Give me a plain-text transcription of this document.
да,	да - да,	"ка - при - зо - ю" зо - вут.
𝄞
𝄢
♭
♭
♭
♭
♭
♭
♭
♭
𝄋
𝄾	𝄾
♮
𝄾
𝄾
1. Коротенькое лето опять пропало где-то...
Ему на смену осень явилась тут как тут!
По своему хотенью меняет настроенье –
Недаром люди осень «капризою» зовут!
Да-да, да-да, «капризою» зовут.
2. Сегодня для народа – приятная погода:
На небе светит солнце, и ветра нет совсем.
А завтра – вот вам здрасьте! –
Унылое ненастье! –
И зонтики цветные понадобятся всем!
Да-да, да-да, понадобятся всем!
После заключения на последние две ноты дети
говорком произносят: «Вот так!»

> What to do
Please reproduce each record precisely as written.

> Task response
Give me a plain-text transcription of this document.
да,	да - да,	"ка - при - зо - ю" зо - вут.
𝄞
𝄢
♭
♭
♭
♭
♭
♭
♭
♭
𝄋
𝄾	𝄾
♮
𝄾
𝄾
1. Коротенькое лето опять пропало где-то...
Ему на смену осень явилась тут как тут!
По своему хотенью меняет настроенье –
Недаром люди осень «капризою» зовут!
Да-да, да-да, «капризою» зовут.
2. Сегодня для народа – приятная погода:
На небе светит солнце, и ветра нет совсем.
А завтра – вот вам здрасьте! –
Унылое ненастье! –
И зонтики цветные понадобятся всем!
Да-да, да-да, понадобятся всем!
После заключения на последние две ноты дети
говорком произносят: «Вот так!»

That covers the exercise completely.